Task data ->
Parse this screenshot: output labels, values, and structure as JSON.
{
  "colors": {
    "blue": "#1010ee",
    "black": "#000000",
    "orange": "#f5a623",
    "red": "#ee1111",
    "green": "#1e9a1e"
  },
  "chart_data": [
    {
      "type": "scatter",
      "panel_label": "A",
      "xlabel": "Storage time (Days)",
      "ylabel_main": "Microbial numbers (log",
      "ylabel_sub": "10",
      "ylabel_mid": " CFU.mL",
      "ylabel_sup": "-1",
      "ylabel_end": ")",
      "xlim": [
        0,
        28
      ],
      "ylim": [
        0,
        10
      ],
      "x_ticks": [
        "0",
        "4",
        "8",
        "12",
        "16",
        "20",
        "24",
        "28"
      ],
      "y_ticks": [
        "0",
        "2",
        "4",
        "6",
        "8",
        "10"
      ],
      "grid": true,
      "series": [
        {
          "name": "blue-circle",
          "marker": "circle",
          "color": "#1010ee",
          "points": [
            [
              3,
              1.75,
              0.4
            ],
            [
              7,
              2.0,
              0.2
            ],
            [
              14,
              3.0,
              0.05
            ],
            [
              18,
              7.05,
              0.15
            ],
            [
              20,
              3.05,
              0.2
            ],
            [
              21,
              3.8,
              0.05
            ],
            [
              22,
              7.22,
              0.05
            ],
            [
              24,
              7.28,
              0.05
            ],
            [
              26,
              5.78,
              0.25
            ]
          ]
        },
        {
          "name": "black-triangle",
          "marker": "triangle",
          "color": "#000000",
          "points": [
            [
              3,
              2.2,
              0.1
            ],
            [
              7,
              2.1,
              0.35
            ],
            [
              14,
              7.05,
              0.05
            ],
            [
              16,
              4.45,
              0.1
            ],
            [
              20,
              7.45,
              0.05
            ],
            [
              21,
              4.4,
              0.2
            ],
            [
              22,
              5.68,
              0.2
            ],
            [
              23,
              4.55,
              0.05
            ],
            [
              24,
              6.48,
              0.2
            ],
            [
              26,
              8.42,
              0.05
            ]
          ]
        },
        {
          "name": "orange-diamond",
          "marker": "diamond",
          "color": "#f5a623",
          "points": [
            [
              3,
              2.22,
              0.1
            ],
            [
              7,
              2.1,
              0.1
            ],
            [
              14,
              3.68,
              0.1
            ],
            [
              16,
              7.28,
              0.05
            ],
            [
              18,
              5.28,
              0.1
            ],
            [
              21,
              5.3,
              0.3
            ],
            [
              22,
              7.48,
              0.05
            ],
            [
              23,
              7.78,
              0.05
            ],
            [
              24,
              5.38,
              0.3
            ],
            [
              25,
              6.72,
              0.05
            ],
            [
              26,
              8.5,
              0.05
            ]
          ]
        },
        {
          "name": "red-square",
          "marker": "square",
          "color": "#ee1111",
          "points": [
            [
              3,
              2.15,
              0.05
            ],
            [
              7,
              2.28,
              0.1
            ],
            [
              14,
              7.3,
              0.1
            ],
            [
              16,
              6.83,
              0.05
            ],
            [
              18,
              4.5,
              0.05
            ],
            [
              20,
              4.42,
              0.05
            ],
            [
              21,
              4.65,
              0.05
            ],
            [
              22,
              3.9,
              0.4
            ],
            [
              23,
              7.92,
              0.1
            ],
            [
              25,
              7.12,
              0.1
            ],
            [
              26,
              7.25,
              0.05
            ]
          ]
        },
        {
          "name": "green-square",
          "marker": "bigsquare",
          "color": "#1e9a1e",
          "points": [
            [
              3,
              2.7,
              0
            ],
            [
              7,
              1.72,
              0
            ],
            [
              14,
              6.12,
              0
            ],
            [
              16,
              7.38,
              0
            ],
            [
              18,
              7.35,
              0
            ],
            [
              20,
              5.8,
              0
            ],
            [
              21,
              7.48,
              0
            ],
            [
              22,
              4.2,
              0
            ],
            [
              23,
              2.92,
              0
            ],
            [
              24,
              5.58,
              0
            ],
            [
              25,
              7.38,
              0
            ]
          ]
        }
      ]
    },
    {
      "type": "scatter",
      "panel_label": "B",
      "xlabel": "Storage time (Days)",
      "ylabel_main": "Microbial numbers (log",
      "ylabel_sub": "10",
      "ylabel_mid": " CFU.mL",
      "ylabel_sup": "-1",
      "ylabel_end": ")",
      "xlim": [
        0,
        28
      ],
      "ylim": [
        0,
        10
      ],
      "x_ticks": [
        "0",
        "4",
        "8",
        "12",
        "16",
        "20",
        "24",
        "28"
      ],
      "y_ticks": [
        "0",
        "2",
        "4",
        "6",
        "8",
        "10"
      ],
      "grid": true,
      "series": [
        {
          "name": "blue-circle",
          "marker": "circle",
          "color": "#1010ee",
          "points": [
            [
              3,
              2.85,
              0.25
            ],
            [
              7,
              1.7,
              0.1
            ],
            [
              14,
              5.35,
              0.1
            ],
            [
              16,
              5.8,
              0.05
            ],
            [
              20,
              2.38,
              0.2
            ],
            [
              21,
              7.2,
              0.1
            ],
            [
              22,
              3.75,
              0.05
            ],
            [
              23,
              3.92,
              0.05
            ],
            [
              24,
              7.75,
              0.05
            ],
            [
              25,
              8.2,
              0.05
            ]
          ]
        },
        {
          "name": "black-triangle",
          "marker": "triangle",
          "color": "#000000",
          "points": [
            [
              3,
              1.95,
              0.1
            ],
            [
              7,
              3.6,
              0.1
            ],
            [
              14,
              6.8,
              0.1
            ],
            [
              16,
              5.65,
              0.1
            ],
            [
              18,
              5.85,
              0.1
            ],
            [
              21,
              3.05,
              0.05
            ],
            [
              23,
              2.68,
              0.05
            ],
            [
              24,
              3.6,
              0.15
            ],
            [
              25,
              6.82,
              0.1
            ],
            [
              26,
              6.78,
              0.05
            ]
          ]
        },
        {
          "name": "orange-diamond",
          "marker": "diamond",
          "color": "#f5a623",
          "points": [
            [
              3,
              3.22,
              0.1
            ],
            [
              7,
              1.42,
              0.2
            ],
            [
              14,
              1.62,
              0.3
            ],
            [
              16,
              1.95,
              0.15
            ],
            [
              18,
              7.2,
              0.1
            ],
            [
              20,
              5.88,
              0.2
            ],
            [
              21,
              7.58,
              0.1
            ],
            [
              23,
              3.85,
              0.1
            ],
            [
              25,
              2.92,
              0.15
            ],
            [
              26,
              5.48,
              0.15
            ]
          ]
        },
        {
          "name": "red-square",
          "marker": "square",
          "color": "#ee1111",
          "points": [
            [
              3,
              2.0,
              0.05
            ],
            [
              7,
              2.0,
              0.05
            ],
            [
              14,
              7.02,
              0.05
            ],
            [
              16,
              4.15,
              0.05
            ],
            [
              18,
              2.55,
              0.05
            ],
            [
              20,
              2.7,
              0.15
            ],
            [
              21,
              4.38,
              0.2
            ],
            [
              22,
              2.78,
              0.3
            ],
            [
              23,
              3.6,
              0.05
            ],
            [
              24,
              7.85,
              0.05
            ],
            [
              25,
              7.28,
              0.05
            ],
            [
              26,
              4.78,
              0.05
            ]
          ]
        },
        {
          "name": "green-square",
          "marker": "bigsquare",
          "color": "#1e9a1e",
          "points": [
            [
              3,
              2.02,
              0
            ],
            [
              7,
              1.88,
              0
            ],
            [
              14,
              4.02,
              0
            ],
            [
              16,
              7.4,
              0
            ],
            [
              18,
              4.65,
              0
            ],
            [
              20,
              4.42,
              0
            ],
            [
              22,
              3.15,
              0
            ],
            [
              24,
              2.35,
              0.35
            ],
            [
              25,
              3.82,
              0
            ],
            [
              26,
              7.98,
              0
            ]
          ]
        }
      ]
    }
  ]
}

Job ->
From the first line to the last, retype the data exactly.

Output for this exercise ->
Parse this screenshot: output labels, values, and structure as JSON.
{
  "colors": {
    "blue": "#1010ee",
    "black": "#000000",
    "orange": "#f5a623",
    "red": "#ee1111",
    "green": "#1e9a1e"
  },
  "chart_data": [
    {
      "type": "scatter",
      "panel_label": "A",
      "xlabel": "Storage time (Days)",
      "ylabel_main": "Microbial numbers (log",
      "ylabel_sub": "10",
      "ylabel_mid": " CFU.mL",
      "ylabel_sup": "-1",
      "ylabel_end": ")",
      "xlim": [
        0,
        28
      ],
      "ylim": [
        0,
        10
      ],
      "x_ticks": [
        "0",
        "4",
        "8",
        "12",
        "16",
        "20",
        "24",
        "28"
      ],
      "y_ticks": [
        "0",
        "2",
        "4",
        "6",
        "8",
        "10"
      ],
      "grid": true,
      "series": [
        {
          "name": "blue-circle",
          "marker": "circle",
          "color": "#1010ee",
          "points": [
            [
              3,
              1.75,
              0.4
            ],
            [
              7,
              2.0,
              0.2
            ],
            [
              14,
              3.0,
              0.05
            ],
            [
              18,
              7.05,
              0.15
            ],
            [
              20,
              3.05,
              0.2
            ],
            [
              21,
              3.8,
              0.05
            ],
            [
              22,
              7.22,
              0.05
            ],
            [
              24,
              7.28,
              0.05
            ],
            [
              26,
              5.78,
              0.25
            ]
          ]
        },
        {
          "name": "black-triangle",
          "marker": "triangle",
          "color": "#000000",
          "points": [
            [
              3,
              2.2,
              0.1
            ],
            [
              7,
              2.1,
              0.35
            ],
            [
              14,
              7.05,
              0.05
            ],
            [
              16,
              4.45,
              0.1
            ],
            [
              20,
              7.45,
              0.05
            ],
            [
              21,
              4.4,
              0.2
            ],
            [
              22,
              5.68,
              0.2
            ],
            [
              23,
              4.55,
              0.05
            ],
            [
              24,
              6.48,
              0.2
            ],
            [
              26,
              8.42,
              0.05
            ]
          ]
        },
        {
          "name": "orange-diamond",
          "marker": "diamond",
          "color": "#f5a623",
          "points": [
            [
              3,
              2.22,
              0.1
            ],
            [
              7,
              2.1,
              0.1
            ],
            [
              14,
              3.68,
              0.1
            ],
            [
              16,
              7.28,
              0.05
            ],
            [
              18,
              5.28,
              0.1
            ],
            [
              21,
              5.3,
              0.3
            ],
            [
              22,
              7.48,
              0.05
            ],
            [
              23,
              7.78,
              0.05
            ],
            [
              24,
              5.38,
              0.3
            ],
            [
              25,
              6.72,
              0.05
            ],
            [
              26,
              8.5,
              0.05
            ]
          ]
        },
        {
          "name": "red-square",
          "marker": "square",
          "color": "#ee1111",
          "points": [
            [
              3,
              2.15,
              0.05
            ],
            [
              7,
              2.28,
              0.1
            ],
            [
              14,
              7.3,
              0.1
            ],
            [
              16,
              6.83,
              0.05
            ],
            [
              18,
              4.5,
              0.05
            ],
            [
              20,
              4.42,
              0.05
            ],
            [
              21,
              4.65,
              0.05
            ],
            [
              22,
              3.9,
              0.4
            ],
            [
              23,
              7.92,
              0.1
            ],
            [
              25,
              7.12,
              0.1
            ],
            [
              26,
              7.25,
              0.05
            ]
          ]
        },
        {
          "name": "green-square",
          "marker": "bigsquare",
          "color": "#1e9a1e",
          "points": [
            [
              3,
              2.7,
              0
            ],
            [
              7,
              1.72,
              0
            ],
            [
              14,
              6.12,
              0
            ],
            [
              16,
              7.38,
              0
            ],
            [
              18,
              7.35,
              0
            ],
            [
              20,
              5.8,
              0
            ],
            [
              21,
              7.48,
              0
            ],
            [
              22,
              4.2,
              0
            ],
            [
              23,
              2.92,
              0
            ],
            [
              24,
              5.58,
              0
            ],
            [
              25,
              7.38,
              0
            ]
          ]
        }
      ]
    },
    {
      "type": "scatter",
      "panel_label": "B",
      "xlabel": "Storage time (Days)",
      "ylabel_main": "Microbial numbers (log",
      "ylabel_sub": "10",
      "ylabel_mid": " CFU.mL",
      "ylabel_sup": "-1",
      "ylabel_end": ")",
      "xlim": [
        0,
        28
      ],
      "ylim": [
        0,
        10
      ],
      "x_ticks": [
        "0",
        "4",
        "8",
        "12",
        "16",
        "20",
        "24",
        "28"
      ],
      "y_ticks": [
        "0",
        "2",
        "4",
        "6",
        "8",
        "10"
      ],
      "grid": true,
      "series": [
        {
          "name": "blue-circle",
          "marker": "circle",
          "color": "#1010ee",
          "points": [
            [
              3,
              2.85,
              0.25
            ],
            [
              7,
              1.7,
              0.1
            ],
            [
              14,
              5.35,
              0.1
            ],
            [
              16,
              5.8,
              0.05
            ],
            [
              20,
              2.38,
              0.2
            ],
            [
              21,
              7.2,
              0.1
            ],
            [
              22,
              3.75,
              0.05
            ],
            [
              23,
              3.92,
              0.05
            ],
            [
              24,
              7.75,
              0.05
            ],
            [
              25,
              8.2,
              0.05
            ]
          ]
        },
        {
          "name": "black-triangle",
          "marker": "triangle",
          "color": "#000000",
          "points": [
            [
              3,
              1.95,
              0.1
            ],
            [
              7,
              3.6,
              0.1
            ],
            [
              14,
              6.8,
              0.1
            ],
            [
              16,
              5.65,
              0.1
            ],
            [
              18,
              5.85,
              0.1
            ],
            [
              21,
              3.05,
              0.05
            ],
            [
              23,
              2.68,
              0.05
            ],
            [
              24,
              3.6,
              0.15
            ],
            [
              25,
              6.82,
              0.1
            ],
            [
              26,
              6.78,
              0.05
            ]
          ]
        },
        {
          "name": "orange-diamond",
          "marker": "diamond",
          "color": "#f5a623",
          "points": [
            [
              3,
              3.22,
              0.1
            ],
            [
              7,
              1.42,
              0.2
            ],
            [
              14,
              1.62,
              0.3
            ],
            [
              16,
              1.95,
              0.15
            ],
            [
              18,
              7.2,
              0.1
            ],
            [
              20,
              5.88,
              0.2
            ],
            [
              21,
              7.58,
              0.1
            ],
            [
              23,
              3.85,
              0.1
            ],
            [
              25,
              2.92,
              0.15
            ],
            [
              26,
              5.48,
              0.15
            ]
          ]
        },
        {
          "name": "red-square",
          "marker": "square",
          "color": "#ee1111",
          "points": [
            [
              3,
              2.0,
              0.05
            ],
            [
              7,
              2.0,
              0.05
            ],
            [
              14,
              7.02,
              0.05
            ],
            [
              16,
              4.15,
              0.05
            ],
            [
              18,
              2.55,
              0.05
            ],
            [
              20,
              2.7,
              0.15
            ],
            [
              21,
              4.38,
              0.2
            ],
            [
              22,
              2.78,
              0.3
            ],
            [
              23,
              3.6,
              0.05
            ],
            [
              24,
              7.85,
              0.05
            ],
            [
              25,
              7.28,
              0.05
            ],
            [
              26,
              4.78,
              0.05
            ]
          ]
        },
        {
          "name": "green-square",
          "marker": "bigsquare",
          "color": "#1e9a1e",
          "points": [
            [
              3,
              2.02,
              0
            ],
            [
              7,
              1.88,
              0
            ],
            [
              14,
              4.02,
              0
            ],
            [
              16,
              7.4,
              0
            ],
            [
              18,
              4.65,
              0
            ],
            [
              20,
              4.42,
              0
            ],
            [
              22,
              3.15,
              0
            ],
            [
              24,
              2.35,
              0.35
            ],
            [
              25,
              3.82,
              0
            ],
            [
              26,
              7.98,
              0
            ]
          ]
        }
      ]
    }
  ]
}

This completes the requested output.